▶ **REQUEST**
Starting at the line below that contains "Decode this image", print each line through the end of the records exactly as it appears.

▶ **MATERIAL TO PROCESS**
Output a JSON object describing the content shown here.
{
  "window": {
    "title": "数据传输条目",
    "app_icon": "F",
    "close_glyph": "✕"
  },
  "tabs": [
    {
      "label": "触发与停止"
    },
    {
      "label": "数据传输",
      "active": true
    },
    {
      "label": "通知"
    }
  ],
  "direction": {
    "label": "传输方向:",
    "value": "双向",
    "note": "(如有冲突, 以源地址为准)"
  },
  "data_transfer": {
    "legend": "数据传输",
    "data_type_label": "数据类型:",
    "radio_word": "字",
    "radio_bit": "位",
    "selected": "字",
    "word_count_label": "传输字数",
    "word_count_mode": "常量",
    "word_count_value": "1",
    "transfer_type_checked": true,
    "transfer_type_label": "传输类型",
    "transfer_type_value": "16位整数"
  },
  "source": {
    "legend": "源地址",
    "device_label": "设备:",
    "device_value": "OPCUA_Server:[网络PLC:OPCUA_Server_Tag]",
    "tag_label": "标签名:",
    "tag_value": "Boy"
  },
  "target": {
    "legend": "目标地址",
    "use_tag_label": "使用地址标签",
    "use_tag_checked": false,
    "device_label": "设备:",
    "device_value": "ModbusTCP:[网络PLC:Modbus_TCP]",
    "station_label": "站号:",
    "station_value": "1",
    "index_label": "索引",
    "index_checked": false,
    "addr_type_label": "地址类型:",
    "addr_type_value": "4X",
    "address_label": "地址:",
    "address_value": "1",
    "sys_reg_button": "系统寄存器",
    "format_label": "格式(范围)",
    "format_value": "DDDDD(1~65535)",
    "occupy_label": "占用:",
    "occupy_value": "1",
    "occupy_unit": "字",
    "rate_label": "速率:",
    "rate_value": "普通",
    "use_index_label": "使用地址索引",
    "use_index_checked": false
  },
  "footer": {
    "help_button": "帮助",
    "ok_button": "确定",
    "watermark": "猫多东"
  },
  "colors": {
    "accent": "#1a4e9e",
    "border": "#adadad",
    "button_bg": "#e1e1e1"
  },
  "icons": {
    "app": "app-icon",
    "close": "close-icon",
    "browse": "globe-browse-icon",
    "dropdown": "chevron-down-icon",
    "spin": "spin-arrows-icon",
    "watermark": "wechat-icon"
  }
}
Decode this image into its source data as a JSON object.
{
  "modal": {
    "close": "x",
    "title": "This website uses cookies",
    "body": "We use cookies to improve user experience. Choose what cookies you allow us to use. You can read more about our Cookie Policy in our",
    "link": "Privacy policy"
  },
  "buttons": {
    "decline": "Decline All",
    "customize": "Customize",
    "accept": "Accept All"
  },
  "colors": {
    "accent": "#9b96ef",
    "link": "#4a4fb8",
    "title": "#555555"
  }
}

▶ **RESPONSE TO THE EXERCISE**
Decode this image into its source data as a JSON object.
{
  "modal": {
    "close": "x",
    "title": "This website uses cookies",
    "body": "We use cookies to improve user experience. Choose what cookies you allow us to use. You can read more about our Cookie Policy in our",
    "link": "Privacy policy"
  },
  "buttons": {
    "decline": "Decline All",
    "customize": "Customize",
    "accept": "Accept All"
  },
  "colors": {
    "accent": "#9b96ef",
    "link": "#4a4fb8",
    "title": "#555555"
  }
}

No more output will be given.